Stated task:
Quote the whole listing exactly. Leave the pictures out of your copy.

::::::::::

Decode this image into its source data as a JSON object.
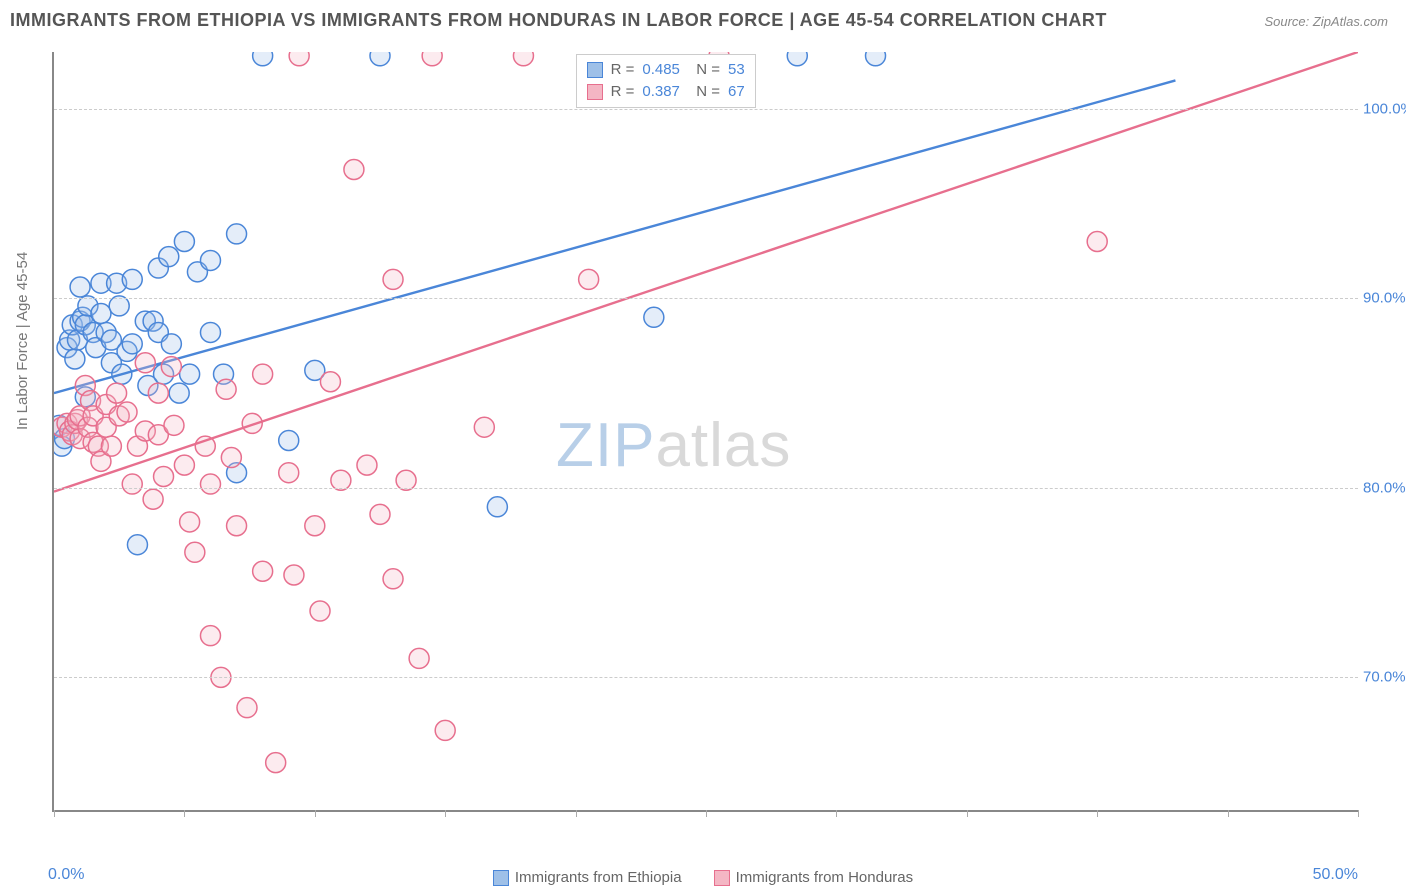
{
  "chart": {
    "type": "scatter",
    "title": "IMMIGRANTS FROM ETHIOPIA VS IMMIGRANTS FROM HONDURAS IN LABOR FORCE | AGE 45-54 CORRELATION CHART",
    "source_label": "Source: ZipAtlas.com",
    "ylabel": "In Labor Force | Age 45-54",
    "background_color": "#ffffff",
    "grid_color": "#cccccc",
    "axis_color": "#888888",
    "title_fontsize": 18,
    "title_color": "#555555",
    "label_color": "#777777",
    "tick_label_color": "#4a86d8",
    "xlim": [
      0,
      50
    ],
    "ylim": [
      63,
      103
    ],
    "x_ticks": [
      0,
      5,
      10,
      15,
      20,
      25,
      30,
      35,
      40,
      45,
      50
    ],
    "x_tick_labels": {
      "0": "0.0%",
      "50": "50.0%"
    },
    "y_ticks": [
      70,
      80,
      90,
      100
    ],
    "y_tick_labels": {
      "70": "70.0%",
      "80": "80.0%",
      "90": "90.0%",
      "100": "100.0%"
    },
    "marker_radius": 10,
    "marker_stroke_width": 1.5,
    "marker_fill_opacity": 0.28,
    "line_width": 2.4,
    "watermark": {
      "text_a": "ZIP",
      "text_b": "atlas"
    },
    "series": [
      {
        "name": "Immigrants from Ethiopia",
        "color_stroke": "#4a86d8",
        "color_fill": "#9ec0e8",
        "R": "0.485",
        "N": "53",
        "trend": {
          "x1": 0,
          "y1": 85.0,
          "x2": 43,
          "y2": 101.5
        },
        "points": [
          [
            0.2,
            83.3
          ],
          [
            0.3,
            82.2
          ],
          [
            0.4,
            82.6
          ],
          [
            0.5,
            87.4
          ],
          [
            0.6,
            87.8
          ],
          [
            0.7,
            88.6
          ],
          [
            0.8,
            86.8
          ],
          [
            0.9,
            87.8
          ],
          [
            1.0,
            88.8
          ],
          [
            1.0,
            90.6
          ],
          [
            1.1,
            89.0
          ],
          [
            1.2,
            88.6
          ],
          [
            1.2,
            84.8
          ],
          [
            1.3,
            89.6
          ],
          [
            1.5,
            88.2
          ],
          [
            1.6,
            87.4
          ],
          [
            1.8,
            89.2
          ],
          [
            1.8,
            90.8
          ],
          [
            2.0,
            88.2
          ],
          [
            2.2,
            86.6
          ],
          [
            2.2,
            87.8
          ],
          [
            2.4,
            90.8
          ],
          [
            2.5,
            89.6
          ],
          [
            2.6,
            86.0
          ],
          [
            2.8,
            87.2
          ],
          [
            3.0,
            91.0
          ],
          [
            3.0,
            87.6
          ],
          [
            3.2,
            77.0
          ],
          [
            3.5,
            88.8
          ],
          [
            3.6,
            85.4
          ],
          [
            3.8,
            88.8
          ],
          [
            4.0,
            91.6
          ],
          [
            4.0,
            88.2
          ],
          [
            4.2,
            86.0
          ],
          [
            4.4,
            92.2
          ],
          [
            4.5,
            87.6
          ],
          [
            4.8,
            85.0
          ],
          [
            5.0,
            93.0
          ],
          [
            5.2,
            86.0
          ],
          [
            5.5,
            91.4
          ],
          [
            6.0,
            92.0
          ],
          [
            6.0,
            88.2
          ],
          [
            6.5,
            86.0
          ],
          [
            7.0,
            80.8
          ],
          [
            7.0,
            93.4
          ],
          [
            8.0,
            102.8
          ],
          [
            9.0,
            82.5
          ],
          [
            10.0,
            86.2
          ],
          [
            12.5,
            102.8
          ],
          [
            17.0,
            79.0
          ],
          [
            23.0,
            89.0
          ],
          [
            28.5,
            102.8
          ],
          [
            31.5,
            102.8
          ]
        ]
      },
      {
        "name": "Immigrants from Honduras",
        "color_stroke": "#e76f8e",
        "color_fill": "#f4b6c4",
        "R": "0.387",
        "N": "67",
        "trend": {
          "x1": 0,
          "y1": 79.8,
          "x2": 50,
          "y2": 103.0
        },
        "points": [
          [
            0.3,
            83.2
          ],
          [
            0.5,
            83.4
          ],
          [
            0.6,
            83.0
          ],
          [
            0.7,
            82.8
          ],
          [
            0.8,
            83.4
          ],
          [
            0.9,
            83.6
          ],
          [
            1.0,
            82.6
          ],
          [
            1.0,
            83.8
          ],
          [
            1.2,
            85.4
          ],
          [
            1.3,
            83.2
          ],
          [
            1.4,
            84.6
          ],
          [
            1.5,
            82.4
          ],
          [
            1.5,
            83.8
          ],
          [
            1.7,
            82.2
          ],
          [
            1.8,
            81.4
          ],
          [
            2.0,
            84.4
          ],
          [
            2.0,
            83.2
          ],
          [
            2.2,
            82.2
          ],
          [
            2.4,
            85.0
          ],
          [
            2.5,
            83.8
          ],
          [
            2.8,
            84.0
          ],
          [
            3.0,
            80.2
          ],
          [
            3.2,
            82.2
          ],
          [
            3.5,
            86.6
          ],
          [
            3.5,
            83.0
          ],
          [
            3.8,
            79.4
          ],
          [
            4.0,
            85.0
          ],
          [
            4.0,
            82.8
          ],
          [
            4.2,
            80.6
          ],
          [
            4.5,
            86.4
          ],
          [
            4.6,
            83.3
          ],
          [
            5.0,
            81.2
          ],
          [
            5.2,
            78.2
          ],
          [
            5.4,
            76.6
          ],
          [
            5.8,
            82.2
          ],
          [
            6.0,
            72.2
          ],
          [
            6.0,
            80.2
          ],
          [
            6.4,
            70.0
          ],
          [
            6.6,
            85.2
          ],
          [
            6.8,
            81.6
          ],
          [
            7.0,
            78.0
          ],
          [
            7.4,
            68.4
          ],
          [
            7.6,
            83.4
          ],
          [
            8.0,
            75.6
          ],
          [
            8.0,
            86.0
          ],
          [
            8.5,
            65.5
          ],
          [
            9.0,
            80.8
          ],
          [
            9.2,
            75.4
          ],
          [
            9.4,
            102.8
          ],
          [
            10.0,
            78.0
          ],
          [
            10.2,
            73.5
          ],
          [
            10.6,
            85.6
          ],
          [
            11.0,
            80.4
          ],
          [
            11.5,
            96.8
          ],
          [
            12.0,
            81.2
          ],
          [
            12.5,
            78.6
          ],
          [
            13.0,
            91.0
          ],
          [
            13.0,
            75.2
          ],
          [
            13.5,
            80.4
          ],
          [
            14.0,
            71.0
          ],
          [
            14.5,
            102.8
          ],
          [
            15.0,
            67.2
          ],
          [
            16.5,
            83.2
          ],
          [
            18.0,
            102.8
          ],
          [
            20.5,
            91.0
          ],
          [
            25.5,
            102.8
          ],
          [
            40.0,
            93.0
          ]
        ]
      }
    ]
  }
}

::::::::::

Completed task:
Decode this image into its source data as a JSON object.
{
  "chart": {
    "type": "scatter",
    "title": "IMMIGRANTS FROM ETHIOPIA VS IMMIGRANTS FROM HONDURAS IN LABOR FORCE | AGE 45-54 CORRELATION CHART",
    "source_label": "Source: ZipAtlas.com",
    "ylabel": "In Labor Force | Age 45-54",
    "background_color": "#ffffff",
    "grid_color": "#cccccc",
    "axis_color": "#888888",
    "title_fontsize": 18,
    "title_color": "#555555",
    "label_color": "#777777",
    "tick_label_color": "#4a86d8",
    "xlim": [
      0,
      50
    ],
    "ylim": [
      63,
      103
    ],
    "x_ticks": [
      0,
      5,
      10,
      15,
      20,
      25,
      30,
      35,
      40,
      45,
      50
    ],
    "x_tick_labels": {
      "0": "0.0%",
      "50": "50.0%"
    },
    "y_ticks": [
      70,
      80,
      90,
      100
    ],
    "y_tick_labels": {
      "70": "70.0%",
      "80": "80.0%",
      "90": "90.0%",
      "100": "100.0%"
    },
    "marker_radius": 10,
    "marker_stroke_width": 1.5,
    "marker_fill_opacity": 0.28,
    "line_width": 2.4,
    "watermark": {
      "text_a": "ZIP",
      "text_b": "atlas"
    },
    "series": [
      {
        "name": "Immigrants from Ethiopia",
        "color_stroke": "#4a86d8",
        "color_fill": "#9ec0e8",
        "R": "0.485",
        "N": "53",
        "trend": {
          "x1": 0,
          "y1": 85.0,
          "x2": 43,
          "y2": 101.5
        },
        "points": [
          [
            0.2,
            83.3
          ],
          [
            0.3,
            82.2
          ],
          [
            0.4,
            82.6
          ],
          [
            0.5,
            87.4
          ],
          [
            0.6,
            87.8
          ],
          [
            0.7,
            88.6
          ],
          [
            0.8,
            86.8
          ],
          [
            0.9,
            87.8
          ],
          [
            1.0,
            88.8
          ],
          [
            1.0,
            90.6
          ],
          [
            1.1,
            89.0
          ],
          [
            1.2,
            88.6
          ],
          [
            1.2,
            84.8
          ],
          [
            1.3,
            89.6
          ],
          [
            1.5,
            88.2
          ],
          [
            1.6,
            87.4
          ],
          [
            1.8,
            89.2
          ],
          [
            1.8,
            90.8
          ],
          [
            2.0,
            88.2
          ],
          [
            2.2,
            86.6
          ],
          [
            2.2,
            87.8
          ],
          [
            2.4,
            90.8
          ],
          [
            2.5,
            89.6
          ],
          [
            2.6,
            86.0
          ],
          [
            2.8,
            87.2
          ],
          [
            3.0,
            91.0
          ],
          [
            3.0,
            87.6
          ],
          [
            3.2,
            77.0
          ],
          [
            3.5,
            88.8
          ],
          [
            3.6,
            85.4
          ],
          [
            3.8,
            88.8
          ],
          [
            4.0,
            91.6
          ],
          [
            4.0,
            88.2
          ],
          [
            4.2,
            86.0
          ],
          [
            4.4,
            92.2
          ],
          [
            4.5,
            87.6
          ],
          [
            4.8,
            85.0
          ],
          [
            5.0,
            93.0
          ],
          [
            5.2,
            86.0
          ],
          [
            5.5,
            91.4
          ],
          [
            6.0,
            92.0
          ],
          [
            6.0,
            88.2
          ],
          [
            6.5,
            86.0
          ],
          [
            7.0,
            80.8
          ],
          [
            7.0,
            93.4
          ],
          [
            8.0,
            102.8
          ],
          [
            9.0,
            82.5
          ],
          [
            10.0,
            86.2
          ],
          [
            12.5,
            102.8
          ],
          [
            17.0,
            79.0
          ],
          [
            23.0,
            89.0
          ],
          [
            28.5,
            102.8
          ],
          [
            31.5,
            102.8
          ]
        ]
      },
      {
        "name": "Immigrants from Honduras",
        "color_stroke": "#e76f8e",
        "color_fill": "#f4b6c4",
        "R": "0.387",
        "N": "67",
        "trend": {
          "x1": 0,
          "y1": 79.8,
          "x2": 50,
          "y2": 103.0
        },
        "points": [
          [
            0.3,
            83.2
          ],
          [
            0.5,
            83.4
          ],
          [
            0.6,
            83.0
          ],
          [
            0.7,
            82.8
          ],
          [
            0.8,
            83.4
          ],
          [
            0.9,
            83.6
          ],
          [
            1.0,
            82.6
          ],
          [
            1.0,
            83.8
          ],
          [
            1.2,
            85.4
          ],
          [
            1.3,
            83.2
          ],
          [
            1.4,
            84.6
          ],
          [
            1.5,
            82.4
          ],
          [
            1.5,
            83.8
          ],
          [
            1.7,
            82.2
          ],
          [
            1.8,
            81.4
          ],
          [
            2.0,
            84.4
          ],
          [
            2.0,
            83.2
          ],
          [
            2.2,
            82.2
          ],
          [
            2.4,
            85.0
          ],
          [
            2.5,
            83.8
          ],
          [
            2.8,
            84.0
          ],
          [
            3.0,
            80.2
          ],
          [
            3.2,
            82.2
          ],
          [
            3.5,
            86.6
          ],
          [
            3.5,
            83.0
          ],
          [
            3.8,
            79.4
          ],
          [
            4.0,
            85.0
          ],
          [
            4.0,
            82.8
          ],
          [
            4.2,
            80.6
          ],
          [
            4.5,
            86.4
          ],
          [
            4.6,
            83.3
          ],
          [
            5.0,
            81.2
          ],
          [
            5.2,
            78.2
          ],
          [
            5.4,
            76.6
          ],
          [
            5.8,
            82.2
          ],
          [
            6.0,
            72.2
          ],
          [
            6.0,
            80.2
          ],
          [
            6.4,
            70.0
          ],
          [
            6.6,
            85.2
          ],
          [
            6.8,
            81.6
          ],
          [
            7.0,
            78.0
          ],
          [
            7.4,
            68.4
          ],
          [
            7.6,
            83.4
          ],
          [
            8.0,
            75.6
          ],
          [
            8.0,
            86.0
          ],
          [
            8.5,
            65.5
          ],
          [
            9.0,
            80.8
          ],
          [
            9.2,
            75.4
          ],
          [
            9.4,
            102.8
          ],
          [
            10.0,
            78.0
          ],
          [
            10.2,
            73.5
          ],
          [
            10.6,
            85.6
          ],
          [
            11.0,
            80.4
          ],
          [
            11.5,
            96.8
          ],
          [
            12.0,
            81.2
          ],
          [
            12.5,
            78.6
          ],
          [
            13.0,
            91.0
          ],
          [
            13.0,
            75.2
          ],
          [
            13.5,
            80.4
          ],
          [
            14.0,
            71.0
          ],
          [
            14.5,
            102.8
          ],
          [
            15.0,
            67.2
          ],
          [
            16.5,
            83.2
          ],
          [
            18.0,
            102.8
          ],
          [
            20.5,
            91.0
          ],
          [
            25.5,
            102.8
          ],
          [
            40.0,
            93.0
          ]
        ]
      }
    ]
  }
}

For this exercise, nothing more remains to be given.